Exercise: Work through the material below and count the lines holding the word "baixas"; give that count and nothing more.

Given information:
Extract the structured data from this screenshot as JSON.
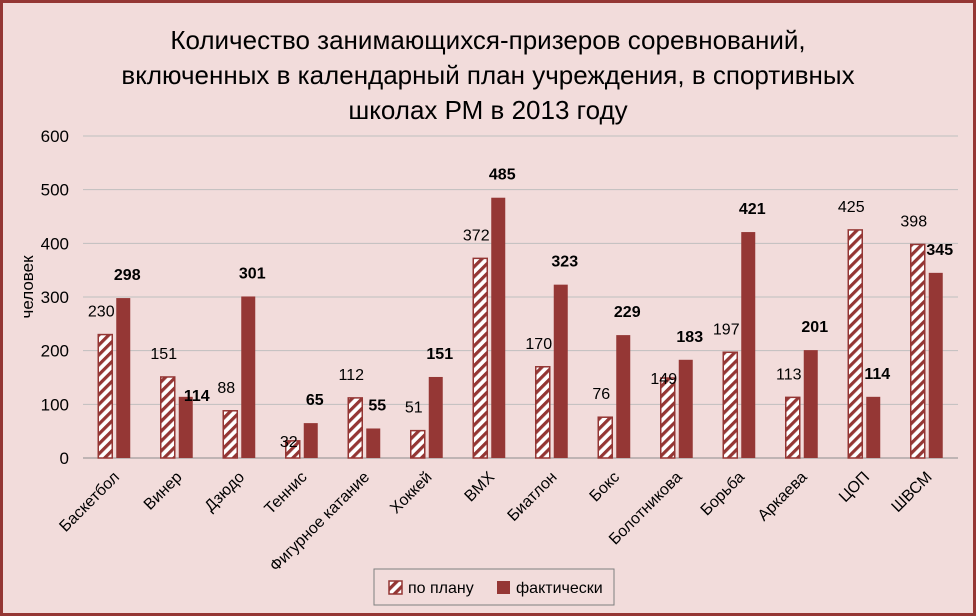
{
  "chart_data": {
    "type": "bar",
    "title_lines": [
      "Количество занимающихся-призеров соревнований,",
      "включенных в календарный план учреждения, в спортивных",
      "школах РМ в 2013 году"
    ],
    "ylabel": "человек",
    "xlabel": "",
    "ylim": [
      0,
      600
    ],
    "yticks": [
      0,
      100,
      200,
      300,
      400,
      500,
      600
    ],
    "grid": true,
    "legend_position": "bottom",
    "categories": [
      "Баскетбол",
      "Винер",
      "Дзюдо",
      "Теннис",
      "Фигурное катание",
      "Хоккей",
      "BMX",
      "Биатлон",
      "Бокс",
      "Болотникова",
      "Борьба",
      "Аркаева",
      "ЦОП",
      "ШВСМ"
    ],
    "series": [
      {
        "name": "по плану",
        "values": [
          230,
          151,
          88,
          32,
          112,
          51,
          372,
          170,
          76,
          149,
          197,
          113,
          425,
          398
        ],
        "color": "#943634",
        "pattern": "hatched"
      },
      {
        "name": "фактически",
        "values": [
          298,
          114,
          301,
          65,
          55,
          151,
          485,
          323,
          229,
          183,
          421,
          201,
          114,
          345
        ],
        "color": "#953735"
      }
    ]
  }
}
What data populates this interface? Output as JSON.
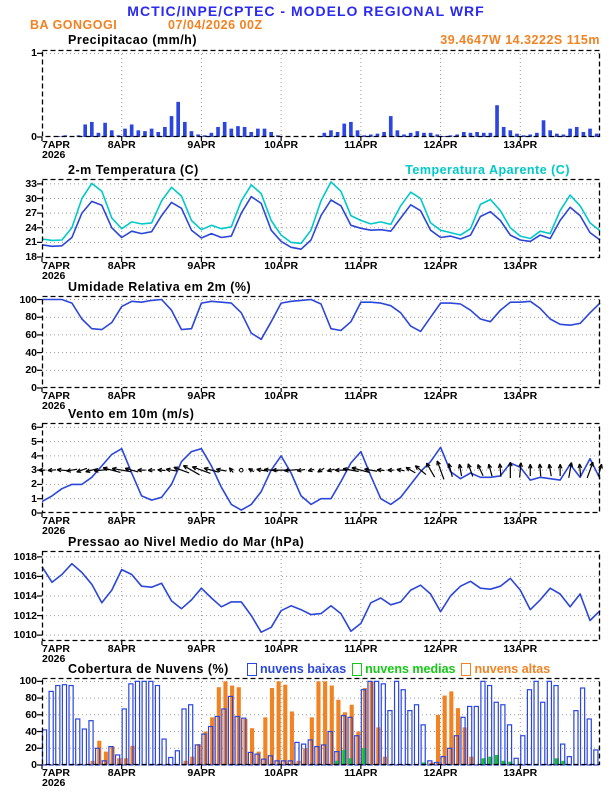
{
  "header": {
    "title": "MCTIC/INPE/CPTEC - MODELO REGIONAL WRF",
    "station": "BA GONGOGI",
    "run": "07/04/2026 00Z",
    "title_color": "#2a2af0",
    "accent_color": "#f28222"
  },
  "x_axis": {
    "ticks": [
      "7APR",
      "8APR",
      "9APR",
      "10APR",
      "11APR",
      "12APR",
      "13APR"
    ],
    "year": "2026",
    "hours_total": 168
  },
  "colors": {
    "line_blue": "#2b46d9",
    "cyan": "#00c9c9",
    "bar_blue": "#2b46e0",
    "orange": "#f28222",
    "green": "#16c816",
    "grid": "#9a9a9a",
    "axis": "#000000"
  },
  "chart_data": [
    {
      "id": "precipitation",
      "type": "bar",
      "title": "Precipitacao (mm/h)",
      "right_label": "39.4647W 14.3222S 115m",
      "ylim": [
        0,
        1.04
      ],
      "yticks": [
        0,
        1
      ],
      "step_hours": 2,
      "series": [
        {
          "name": "precipitacao",
          "color": "#2b46e0",
          "style": "filled",
          "values": [
            0,
            0,
            0.01,
            0.02,
            0.01,
            0.02,
            0.15,
            0.18,
            0.05,
            0.17,
            0.08,
            0.02,
            0.1,
            0.15,
            0.08,
            0.07,
            0.1,
            0.06,
            0.12,
            0.25,
            0.42,
            0.18,
            0.07,
            0.03,
            0.02,
            0.05,
            0.12,
            0.18,
            0.1,
            0.13,
            0.12,
            0.06,
            0.1,
            0.1,
            0.06,
            0.02,
            0,
            0,
            0,
            0,
            0,
            0,
            0.05,
            0.08,
            0.06,
            0.16,
            0.18,
            0.08,
            0.02,
            0.03,
            0.04,
            0.06,
            0.25,
            0.08,
            0.03,
            0.05,
            0.07,
            0.05,
            0.05,
            0.03,
            0.01,
            0.02,
            0.03,
            0.06,
            0.05,
            0.06,
            0.05,
            0.05,
            0.38,
            0.12,
            0.08,
            0.04,
            0.02,
            0.03,
            0.05,
            0.2,
            0.08,
            0.04,
            0.03,
            0.1,
            0.12,
            0.06,
            0.1,
            0.04
          ]
        }
      ]
    },
    {
      "id": "temperature",
      "type": "line",
      "title": "2-m Temperatura (C)",
      "right_title": {
        "text": "Temperatura Aparente (C)",
        "color": "#00c9c9"
      },
      "ylim": [
        17.8,
        34.0
      ],
      "yticks": [
        18,
        21,
        24,
        27,
        30,
        33
      ],
      "step_hours": 3,
      "series": [
        {
          "name": "2-m Temperatura (C)",
          "color": "#2b46d9",
          "values": [
            20.5,
            20.2,
            20.3,
            22.0,
            27.0,
            29.4,
            28.6,
            24.0,
            22.0,
            23.3,
            22.8,
            23.2,
            26.5,
            29.2,
            28.0,
            23.5,
            21.9,
            22.8,
            22.0,
            22.3,
            27.0,
            30.4,
            29.0,
            23.5,
            21.2,
            20.0,
            19.6,
            21.5,
            26.5,
            29.7,
            28.5,
            24.5,
            23.9,
            23.5,
            23.6,
            23.3,
            26.0,
            28.7,
            27.5,
            23.5,
            22.0,
            22.3,
            21.7,
            22.5,
            26.3,
            27.3,
            25.5,
            22.5,
            21.5,
            21.2,
            22.5,
            21.8,
            25.5,
            28.2,
            26.5,
            23.0,
            21.5
          ]
        },
        {
          "name": "Temperatura Aparente (C)",
          "color": "#00c9c9",
          "values": [
            21.7,
            21.4,
            21.5,
            24.0,
            30.0,
            33.1,
            31.5,
            26.0,
            23.8,
            25.2,
            24.8,
            25.0,
            29.5,
            32.3,
            30.5,
            25.5,
            23.6,
            24.5,
            23.8,
            24.2,
            29.5,
            32.8,
            31.0,
            25.5,
            22.5,
            21.0,
            20.8,
            23.5,
            29.5,
            33.4,
            31.5,
            26.5,
            25.5,
            24.8,
            25.2,
            24.7,
            28.5,
            31.3,
            30.0,
            25.0,
            23.5,
            23.0,
            22.5,
            23.8,
            28.8,
            29.8,
            27.5,
            24.0,
            22.3,
            21.8,
            23.3,
            22.8,
            27.5,
            30.7,
            28.5,
            25.0,
            23.4
          ]
        }
      ]
    },
    {
      "id": "humidity",
      "type": "line",
      "title": "Umidade Relativa em 2m (%)",
      "ylim": [
        0,
        104
      ],
      "yticks": [
        0,
        20,
        40,
        60,
        80,
        100
      ],
      "step_hours": 3,
      "series": [
        {
          "name": "umidade relativa",
          "color": "#2b46d9",
          "values": [
            100,
            100,
            100,
            96,
            78,
            67,
            66,
            74,
            92,
            98,
            97,
            99,
            100,
            88,
            66,
            67,
            96,
            98,
            97,
            96,
            85,
            62,
            55,
            75,
            96,
            98,
            99,
            100,
            95,
            67,
            65,
            75,
            97,
            97,
            96,
            93,
            85,
            70,
            64,
            80,
            96,
            96,
            95,
            88,
            78,
            75,
            88,
            97,
            97,
            98,
            90,
            78,
            72,
            71,
            73,
            85,
            96
          ]
        }
      ]
    },
    {
      "id": "wind",
      "type": "line",
      "title": "Vento em 10m (m/s)",
      "ylim": [
        0,
        6.3
      ],
      "yticks": [
        0,
        1,
        2,
        3,
        4,
        5,
        6
      ],
      "step_hours": 3,
      "series": [
        {
          "name": "velocidade do vento",
          "color": "#2b46d9",
          "values": [
            0.8,
            1.2,
            1.7,
            2.0,
            2.0,
            2.5,
            3.3,
            4.1,
            4.5,
            2.8,
            1.2,
            0.9,
            1.1,
            2.0,
            3.6,
            4.3,
            4.5,
            3.3,
            1.8,
            0.6,
            0.2,
            0.6,
            1.5,
            3.0,
            4.0,
            2.8,
            1.2,
            0.6,
            1.0,
            1.0,
            2.2,
            3.5,
            4.3,
            2.6,
            1.0,
            0.6,
            1.1,
            2.0,
            2.9,
            3.6,
            4.6,
            2.9,
            2.4,
            2.8,
            2.5,
            2.5,
            2.6,
            3.5,
            3.2,
            2.3,
            2.5,
            2.4,
            2.3,
            3.4,
            2.5,
            3.8,
            2.4
          ]
        }
      ],
      "arrows": {
        "name": "direcao do vento",
        "anchor_value": 3,
        "color": "#000000",
        "deg": [
          180,
          185,
          175,
          190,
          200,
          195,
          185,
          165,
          170,
          165,
          180,
          185,
          175,
          170,
          160,
          150,
          160,
          165,
          170,
          130,
          120,
          150,
          170,
          175,
          180,
          185,
          190,
          195,
          210,
          195,
          180,
          170,
          165,
          170,
          175,
          180,
          170,
          150,
          140,
          120,
          110,
          105,
          100,
          110,
          115,
          105,
          95,
          90,
          85,
          90,
          95,
          100,
          90,
          80,
          95,
          70,
          75
        ]
      }
    },
    {
      "id": "pressure",
      "type": "line",
      "title": "Pressao ao Nivel Medio do Mar (hPa)",
      "ylim": [
        1009.4,
        1018.6
      ],
      "yticks": [
        1010,
        1012,
        1014,
        1016,
        1018
      ],
      "step_hours": 3,
      "series": [
        {
          "name": "pressao",
          "color": "#2b46d9",
          "values": [
            1017.0,
            1015.4,
            1016.2,
            1017.3,
            1016.4,
            1015.2,
            1013.3,
            1014.6,
            1016.7,
            1016.2,
            1015.0,
            1014.9,
            1015.3,
            1013.5,
            1012.7,
            1013.6,
            1014.8,
            1013.8,
            1012.9,
            1013.4,
            1013.4,
            1012.0,
            1010.3,
            1010.8,
            1012.5,
            1013.0,
            1012.6,
            1012.1,
            1012.2,
            1013.0,
            1012.2,
            1010.4,
            1011.2,
            1013.3,
            1013.8,
            1013.1,
            1013.4,
            1014.6,
            1015.1,
            1014.2,
            1012.4,
            1014.0,
            1015.0,
            1015.5,
            1014.8,
            1014.7,
            1015.0,
            1015.8,
            1014.6,
            1012.6,
            1013.6,
            1014.8,
            1014.2,
            1012.9,
            1014.2,
            1011.5,
            1012.5
          ]
        }
      ]
    },
    {
      "id": "clouds",
      "type": "bar",
      "title": "Cobertura de Nuvens (%)",
      "ylim": [
        0,
        104
      ],
      "yticks": [
        0,
        20,
        40,
        60,
        80,
        100
      ],
      "step_hours": 2,
      "legend": [
        {
          "label": "nuvens baixas",
          "color": "#2b46e0"
        },
        {
          "label": "nuvens medias",
          "color": "#16c816"
        },
        {
          "label": "nuvens altas",
          "color": "#f28222"
        }
      ],
      "series": [
        {
          "name": "nuvens altas",
          "color": "#f28222",
          "style": "filled",
          "values": [
            0,
            0,
            0,
            0,
            0,
            0,
            0,
            5,
            29,
            16,
            22,
            8,
            8,
            23,
            0,
            0,
            0,
            0,
            0,
            0,
            0,
            5,
            10,
            25,
            40,
            57,
            93,
            100,
            95,
            93,
            55,
            44,
            16,
            57,
            92,
            100,
            96,
            64,
            5,
            20,
            57,
            100,
            100,
            95,
            78,
            63,
            72,
            40,
            92,
            100,
            45,
            10,
            0,
            0,
            0,
            0,
            0,
            0,
            3,
            60,
            83,
            88,
            68,
            45,
            10,
            0,
            0,
            0,
            0,
            0,
            0,
            0,
            0,
            0,
            0,
            0,
            0,
            0,
            0,
            0,
            0,
            0,
            0,
            0
          ]
        },
        {
          "name": "nuvens medias",
          "color": "#16c816",
          "style": "filled",
          "values": [
            0,
            0,
            0,
            0,
            0,
            0,
            0,
            0,
            0,
            0,
            0,
            0,
            0,
            0,
            0,
            0,
            0,
            0,
            0,
            0,
            0,
            0,
            0,
            0,
            0,
            0,
            0,
            0,
            0,
            0,
            0,
            0,
            0,
            0,
            0,
            0,
            0,
            0,
            0,
            0,
            0,
            0,
            0,
            0,
            5,
            18,
            8,
            0,
            20,
            0,
            0,
            0,
            0,
            0,
            0,
            0,
            0,
            3,
            0,
            0,
            0,
            0,
            0,
            0,
            0,
            0,
            8,
            10,
            12,
            5,
            4,
            0,
            0,
            0,
            0,
            0,
            0,
            8,
            5,
            0,
            0,
            0,
            0,
            0
          ]
        },
        {
          "name": "nuvens baixas",
          "color": "#2b46e0",
          "style": "hollow",
          "values": [
            42,
            88,
            95,
            96,
            95,
            55,
            43,
            53,
            20,
            5,
            22,
            12,
            67,
            97,
            100,
            100,
            100,
            95,
            31,
            9,
            17,
            67,
            72,
            24,
            37,
            46,
            58,
            67,
            82,
            58,
            56,
            15,
            13,
            7,
            11,
            5,
            5,
            5,
            27,
            25,
            30,
            22,
            24,
            40,
            16,
            59,
            57,
            35,
            90,
            100,
            100,
            97,
            65,
            100,
            90,
            65,
            72,
            48,
            5,
            3,
            10,
            20,
            35,
            57,
            70,
            70,
            100,
            95,
            75,
            72,
            48,
            8,
            35,
            90,
            100,
            75,
            100,
            95,
            25,
            10,
            65,
            92,
            55,
            18
          ]
        }
      ]
    }
  ]
}
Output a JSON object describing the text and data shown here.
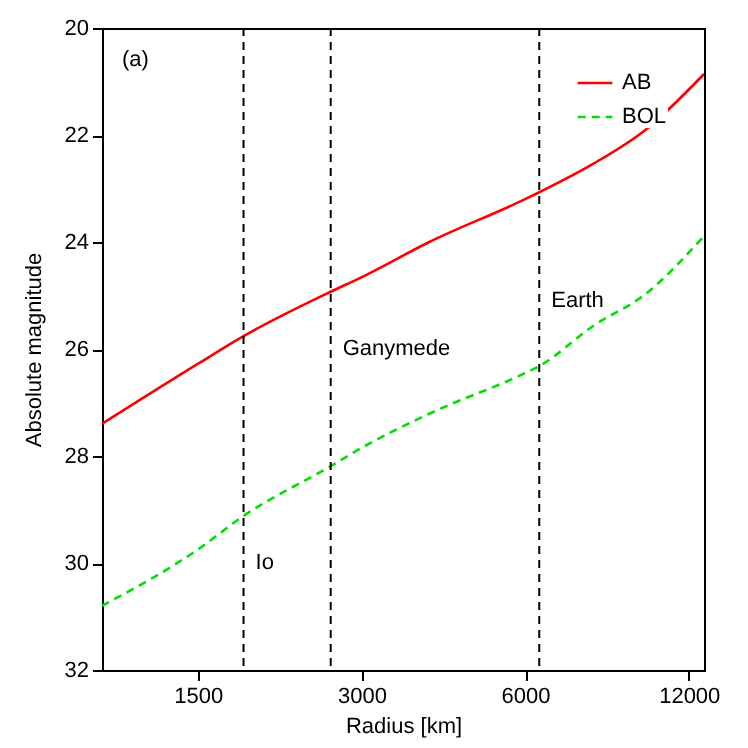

Response below: 2